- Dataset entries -
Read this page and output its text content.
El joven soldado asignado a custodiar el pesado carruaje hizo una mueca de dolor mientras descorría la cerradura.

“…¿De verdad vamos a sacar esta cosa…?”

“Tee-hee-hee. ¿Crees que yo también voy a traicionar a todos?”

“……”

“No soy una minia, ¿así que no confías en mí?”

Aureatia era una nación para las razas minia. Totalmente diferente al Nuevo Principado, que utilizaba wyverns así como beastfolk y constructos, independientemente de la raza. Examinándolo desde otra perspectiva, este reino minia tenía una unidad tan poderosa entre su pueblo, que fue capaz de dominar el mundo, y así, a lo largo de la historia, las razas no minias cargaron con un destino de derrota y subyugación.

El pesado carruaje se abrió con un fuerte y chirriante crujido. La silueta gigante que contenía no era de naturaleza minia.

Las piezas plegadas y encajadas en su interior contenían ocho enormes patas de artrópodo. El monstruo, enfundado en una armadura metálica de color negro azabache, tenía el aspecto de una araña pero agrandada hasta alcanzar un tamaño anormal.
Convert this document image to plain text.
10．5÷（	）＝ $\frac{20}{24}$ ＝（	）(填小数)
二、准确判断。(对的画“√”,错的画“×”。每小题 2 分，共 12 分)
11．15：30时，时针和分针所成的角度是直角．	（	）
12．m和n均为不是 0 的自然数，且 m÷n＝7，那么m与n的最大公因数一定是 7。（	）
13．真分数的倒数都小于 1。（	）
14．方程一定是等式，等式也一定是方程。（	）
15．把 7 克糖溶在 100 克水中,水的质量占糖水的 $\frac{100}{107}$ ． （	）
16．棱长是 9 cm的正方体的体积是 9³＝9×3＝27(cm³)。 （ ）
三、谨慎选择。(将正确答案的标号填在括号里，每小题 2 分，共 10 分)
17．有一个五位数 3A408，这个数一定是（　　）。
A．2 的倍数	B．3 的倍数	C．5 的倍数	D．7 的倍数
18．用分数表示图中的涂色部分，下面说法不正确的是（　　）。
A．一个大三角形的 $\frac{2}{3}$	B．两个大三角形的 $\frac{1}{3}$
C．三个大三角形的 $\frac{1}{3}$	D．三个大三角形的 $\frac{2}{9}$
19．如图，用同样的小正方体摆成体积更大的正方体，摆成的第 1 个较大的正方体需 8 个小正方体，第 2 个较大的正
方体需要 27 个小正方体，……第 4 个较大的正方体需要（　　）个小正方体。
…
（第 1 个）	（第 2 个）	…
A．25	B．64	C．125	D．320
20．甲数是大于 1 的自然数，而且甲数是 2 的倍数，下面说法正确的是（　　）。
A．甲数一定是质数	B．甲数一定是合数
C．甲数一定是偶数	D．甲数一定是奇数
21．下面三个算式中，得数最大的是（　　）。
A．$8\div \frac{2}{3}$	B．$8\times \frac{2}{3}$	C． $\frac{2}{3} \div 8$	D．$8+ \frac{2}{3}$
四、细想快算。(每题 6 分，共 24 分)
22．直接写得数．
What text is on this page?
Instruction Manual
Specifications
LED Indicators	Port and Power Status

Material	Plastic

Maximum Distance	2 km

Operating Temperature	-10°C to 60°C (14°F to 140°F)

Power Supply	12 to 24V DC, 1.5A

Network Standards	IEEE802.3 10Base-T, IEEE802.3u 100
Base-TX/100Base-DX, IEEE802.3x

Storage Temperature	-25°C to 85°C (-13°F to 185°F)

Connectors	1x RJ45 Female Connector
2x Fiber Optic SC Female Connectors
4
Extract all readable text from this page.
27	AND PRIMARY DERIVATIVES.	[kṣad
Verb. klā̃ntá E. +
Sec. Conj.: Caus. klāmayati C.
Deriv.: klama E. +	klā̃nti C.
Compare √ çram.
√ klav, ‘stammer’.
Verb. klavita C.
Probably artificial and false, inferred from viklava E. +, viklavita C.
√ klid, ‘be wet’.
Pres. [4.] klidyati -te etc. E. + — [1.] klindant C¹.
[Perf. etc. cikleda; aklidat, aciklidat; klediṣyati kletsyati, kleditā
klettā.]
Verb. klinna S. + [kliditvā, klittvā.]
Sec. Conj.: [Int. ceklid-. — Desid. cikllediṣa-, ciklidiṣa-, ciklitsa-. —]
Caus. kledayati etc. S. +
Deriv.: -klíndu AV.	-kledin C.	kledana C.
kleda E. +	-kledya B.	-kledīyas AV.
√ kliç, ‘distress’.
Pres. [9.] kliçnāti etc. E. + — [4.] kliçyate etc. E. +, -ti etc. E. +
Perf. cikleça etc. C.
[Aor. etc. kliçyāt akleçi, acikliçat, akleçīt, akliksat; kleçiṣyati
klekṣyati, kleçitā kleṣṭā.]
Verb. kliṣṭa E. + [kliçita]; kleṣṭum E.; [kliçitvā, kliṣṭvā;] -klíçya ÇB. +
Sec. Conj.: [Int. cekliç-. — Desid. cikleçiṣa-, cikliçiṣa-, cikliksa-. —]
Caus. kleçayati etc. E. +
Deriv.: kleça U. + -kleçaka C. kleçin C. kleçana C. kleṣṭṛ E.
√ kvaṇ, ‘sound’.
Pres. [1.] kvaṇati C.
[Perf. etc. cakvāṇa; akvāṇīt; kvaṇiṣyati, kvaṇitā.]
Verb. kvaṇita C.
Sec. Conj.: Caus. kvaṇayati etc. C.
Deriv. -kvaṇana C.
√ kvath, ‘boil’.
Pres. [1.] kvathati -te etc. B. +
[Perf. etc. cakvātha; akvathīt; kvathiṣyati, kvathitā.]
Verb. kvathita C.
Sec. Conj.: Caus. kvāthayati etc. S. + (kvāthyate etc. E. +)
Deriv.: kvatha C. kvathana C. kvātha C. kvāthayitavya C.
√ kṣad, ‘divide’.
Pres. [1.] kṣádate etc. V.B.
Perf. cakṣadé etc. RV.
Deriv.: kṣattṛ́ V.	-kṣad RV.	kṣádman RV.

- INSTRUCTIONS FOR THE TASK -
Give back each line above precisely as it stands.

- EXERCISE OUTPUT -
Read this page and output its text content.
El joven soldado asignado a custodiar el pesado carruaje hizo una mueca de dolor mientras descorría la cerradura.

“…¿De verdad vamos a sacar esta cosa…?”

“Tee-hee-hee. ¿Crees que yo también voy a traicionar a todos?”

“……”

“No soy una minia, ¿así que no confías en mí?”

Aureatia era una nación para las razas minia. Totalmente diferente al Nuevo Principado, que utilizaba wyverns así como beastfolk y constructos, independientemente de la raza. Examinándolo desde otra perspectiva, este reino minia tenía una unidad tan poderosa entre su pueblo, que fue capaz de dominar el mundo, y así, a lo largo de la historia, las razas no minias cargaron con un destino de derrota y subyugación.

El pesado carruaje se abrió con un fuerte y chirriante crujido. La silueta gigante que contenía no era de naturaleza minia.

Las piezas plegadas y encajadas en su interior contenían ocho enormes patas de artrópodo. El monstruo, enfundado en una armadura metálica de color negro azabache, tenía el aspecto de una araña pero agrandada hasta alcanzar un tamaño anormal.
Convert this document image to plain text.
10．5÷（	）＝ $\frac{20}{24}$ ＝（	）(填小数)
二、准确判断。(对的画“√”,错的画“×”。每小题 2 分，共 12 分)
11．15：30时，时针和分针所成的角度是直角．	（	）
12．m和n均为不是 0 的自然数，且 m÷n＝7，那么m与n的最大公因数一定是 7。（	）
13．真分数的倒数都小于 1。（	）
14．方程一定是等式，等式也一定是方程。（	）
15．把 7 克糖溶在 100 克水中,水的质量占糖水的 $\frac{100}{107}$ ． （	）
16．棱长是 9 cm的正方体的体积是 9³＝9×3＝27(cm³)。 （ ）
三、谨慎选择。(将正确答案的标号填在括号里，每小题 2 分，共 10 分)
17．有一个五位数 3A408，这个数一定是（　　）。
A．2 的倍数	B．3 的倍数	C．5 的倍数	D．7 的倍数
18．用分数表示图中的涂色部分，下面说法不正确的是（　　）。
A．一个大三角形的 $\frac{2}{3}$	B．两个大三角形的 $\frac{1}{3}$
C．三个大三角形的 $\frac{1}{3}$	D．三个大三角形的 $\frac{2}{9}$
19．如图，用同样的小正方体摆成体积更大的正方体，摆成的第 1 个较大的正方体需 8 个小正方体，第 2 个较大的正
方体需要 27 个小正方体，……第 4 个较大的正方体需要（　　）个小正方体。
…
（第 1 个）	（第 2 个）	…
A．25	B．64	C．125	D．320
20．甲数是大于 1 的自然数，而且甲数是 2 的倍数，下面说法正确的是（　　）。
A．甲数一定是质数	B．甲数一定是合数
C．甲数一定是偶数	D．甲数一定是奇数
21．下面三个算式中，得数最大的是（　　）。
A．$8\div \frac{2}{3}$	B．$8\times \frac{2}{3}$	C． $\frac{2}{3} \div 8$	D．$8+ \frac{2}{3}$
四、细想快算。(每题 6 分，共 24 分)
22．直接写得数．
What text is on this page?
Instruction Manual
Specifications
LED Indicators	Port and Power Status

Material	Plastic

Maximum Distance	2 km

Operating Temperature	-10°C to 60°C (14°F to 140°F)

Power Supply	12 to 24V DC, 1.5A

Network Standards	IEEE802.3 10Base-T, IEEE802.3u 100
Base-TX/100Base-DX, IEEE802.3x

Storage Temperature	-25°C to 85°C (-13°F to 185°F)

Connectors	1x RJ45 Female Connector
2x Fiber Optic SC Female Connectors
4
Extract all readable text from this page.
27	AND PRIMARY DERIVATIVES.	[kṣad
Verb. klā̃ntá E. +
Sec. Conj.: Caus. klāmayati C.
Deriv.: klama E. +	klā̃nti C.
Compare √ çram.
√ klav, ‘stammer’.
Verb. klavita C.
Probably artificial and false, inferred from viklava E. +, viklavita C.
√ klid, ‘be wet’.
Pres. [4.] klidyati -te etc. E. + — [1.] klindant C¹.
[Perf. etc. cikleda; aklidat, aciklidat; klediṣyati kletsyati, kleditā
klettā.]
Verb. klinna S. + [kliditvā, klittvā.]
Sec. Conj.: [Int. ceklid-. — Desid. cikllediṣa-, ciklidiṣa-, ciklitsa-. —]
Caus. kledayati etc. S. +
Deriv.: -klíndu AV.	-kledin C.	kledana C.
kleda E. +	-kledya B.	-kledīyas AV.
√ kliç, ‘distress’.
Pres. [9.] kliçnāti etc. E. + — [4.] kliçyate etc. E. +, -ti etc. E. +
Perf. cikleça etc. C.
[Aor. etc. kliçyāt akleçi, acikliçat, akleçīt, akliksat; kleçiṣyati
klekṣyati, kleçitā kleṣṭā.]
Verb. kliṣṭa E. + [kliçita]; kleṣṭum E.; [kliçitvā, kliṣṭvā;] -klíçya ÇB. +
Sec. Conj.: [Int. cekliç-. — Desid. cikleçiṣa-, cikliçiṣa-, cikliksa-. —]
Caus. kleçayati etc. E. +
Deriv.: kleça U. + -kleçaka C. kleçin C. kleçana C. kleṣṭṛ E.
√ kvaṇ, ‘sound’.
Pres. [1.] kvaṇati C.
[Perf. etc. cakvāṇa; akvāṇīt; kvaṇiṣyati, kvaṇitā.]
Verb. kvaṇita C.
Sec. Conj.: Caus. kvaṇayati etc. C.
Deriv. -kvaṇana C.
√ kvath, ‘boil’.
Pres. [1.] kvathati -te etc. B. +
[Perf. etc. cakvātha; akvathīt; kvathiṣyati, kvathitā.]
Verb. kvathita C.
Sec. Conj.: Caus. kvāthayati etc. S. + (kvāthyate etc. E. +)
Deriv.: kvatha C. kvathana C. kvātha C. kvāthayitavya C.
√ kṣad, ‘divide’.
Pres. [1.] kṣádate etc. V.B.
Perf. cakṣadé etc. RV.
Deriv.: kṣattṛ́ V.	-kṣad RV.	kṣádman RV.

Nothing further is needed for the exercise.